◆ **Stated task 1**: Using the article on Bayram Khwaja below, list every present-day territory that the Qara Qoyunlu came to rule.

>> begin Provided text

Khan of Kara Koyunlu
- Reign: 1351 – 1380
- Predecessor: Qara Mansur
- Successor: Qara Mahammad
- Died: 1380
- Dynasty: Qara Qoyunlu
- Father: Qara Mansur
- Religion: Sunni Islam (Hanafi)

= Bayram Khwaja =

Founder of the Qara Qoyunlu

Bayram Khwaja Khan (Azerbaijani: بیرم خواجہ) was the founder of the Qara Qoyunlu, a Muslim Turkoman tribal confederation, that in a short space of time came to rule the territory comprising present-day Azerbaijan, Georgia, Armenia, northwestern Iran, eastern Turkey, and northeastern Iraq from about 1374 to 1468.

== Family ==
Bayram Khwaja was the son of Qara Mansur. He had a brother named Qara Dursun, whose son, Qara Mahammad, succeeded Bayram. He had two other brothers: Murad, was governor of Baghdad c. 1364; and Berdi Khwaja. He belonged to the Baharli clan of the Yiva Tribe.

>> end Provided text
>> begin Exercise data

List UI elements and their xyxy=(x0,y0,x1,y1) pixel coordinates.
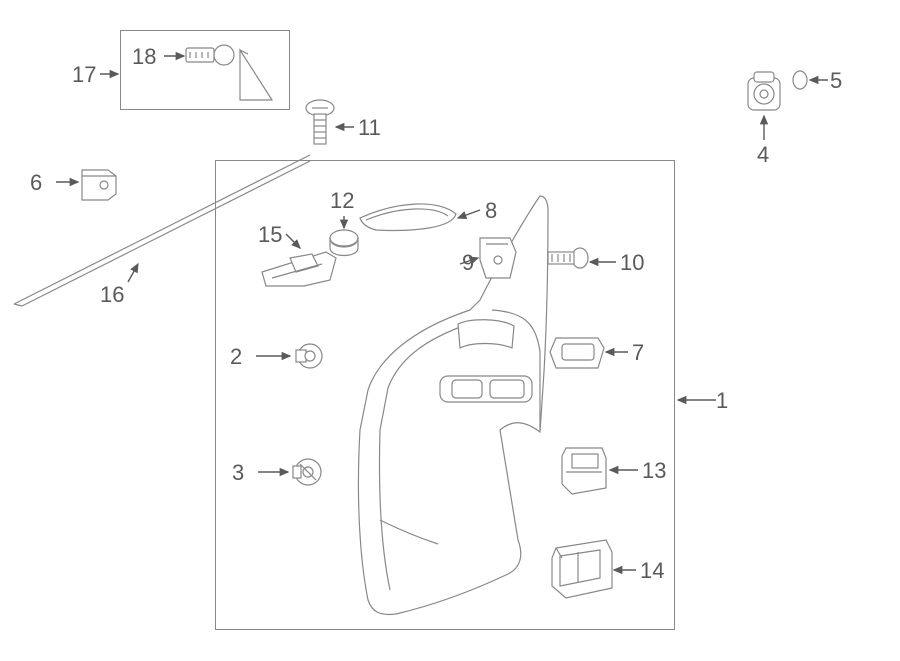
callout-7: 7 xyxy=(632,340,644,366)
callout-2: 2 xyxy=(230,344,242,370)
part-5-ring xyxy=(793,71,807,89)
part-4-knob xyxy=(748,72,780,110)
callout-13: 13 xyxy=(642,458,666,484)
assembly-box-17 xyxy=(120,30,290,110)
callout-8: 8 xyxy=(485,198,497,224)
callout-14: 14 xyxy=(640,558,664,584)
assembly-box-1 xyxy=(215,160,675,630)
part-6-bracket xyxy=(82,170,116,200)
callout-6: 6 xyxy=(30,170,42,196)
part-11-screw xyxy=(306,100,334,144)
callout-5: 5 xyxy=(830,68,842,94)
callout-11: 11 xyxy=(358,115,381,141)
callout-15: 15 xyxy=(258,222,282,248)
callout-17: 17 xyxy=(72,62,96,88)
callout-12: 12 xyxy=(330,188,354,214)
callout-1: 1 xyxy=(716,388,728,414)
callout-3: 3 xyxy=(232,460,244,486)
callout-9: 9 xyxy=(462,250,474,276)
callout-18: 18 xyxy=(132,44,156,70)
callout-4: 4 xyxy=(757,142,769,168)
diagram-canvas: 1 2 3 4 5 6 7 8 9 10 11 12 13 14 15 16 1… xyxy=(0,0,900,661)
callout-16: 16 xyxy=(100,282,124,308)
callout-10: 10 xyxy=(620,250,644,276)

>> end Exercise data

◆ **Stated task 2**: Repeat the full listing above line for line, leaving the picture out.

◆ **Exercise result 1**: Azerbaijan, Georgia, Armenia, northwestern Iran, eastern Turkey, northeastern Iraq

◆ **Exercise result 2**:
List UI elements and their xyxy=(x0,y0,x1,y1) pixel coordinates.
callout-7: 7 xyxy=(632,340,644,366)
callout-2: 2 xyxy=(230,344,242,370)
part-5-ring xyxy=(793,71,807,89)
part-4-knob xyxy=(748,72,780,110)
callout-13: 13 xyxy=(642,458,666,484)
assembly-box-17 xyxy=(120,30,290,110)
callout-8: 8 xyxy=(485,198,497,224)
callout-14: 14 xyxy=(640,558,664,584)
assembly-box-1 xyxy=(215,160,675,630)
part-6-bracket xyxy=(82,170,116,200)
callout-6: 6 xyxy=(30,170,42,196)
part-11-screw xyxy=(306,100,334,144)
callout-5: 5 xyxy=(830,68,842,94)
callout-11: 11 xyxy=(358,115,381,141)
callout-15: 15 xyxy=(258,222,282,248)
callout-17: 17 xyxy=(72,62,96,88)
callout-12: 12 xyxy=(330,188,354,214)
callout-1: 1 xyxy=(716,388,728,414)
callout-3: 3 xyxy=(232,460,244,486)
callout-9: 9 xyxy=(462,250,474,276)
callout-18: 18 xyxy=(132,44,156,70)
callout-4: 4 xyxy=(757,142,769,168)
diagram-canvas: 1 2 3 4 5 6 7 8 9 10 11 12 13 14 15 16 1… xyxy=(0,0,900,661)
callout-16: 16 xyxy=(100,282,124,308)
callout-10: 10 xyxy=(620,250,644,276)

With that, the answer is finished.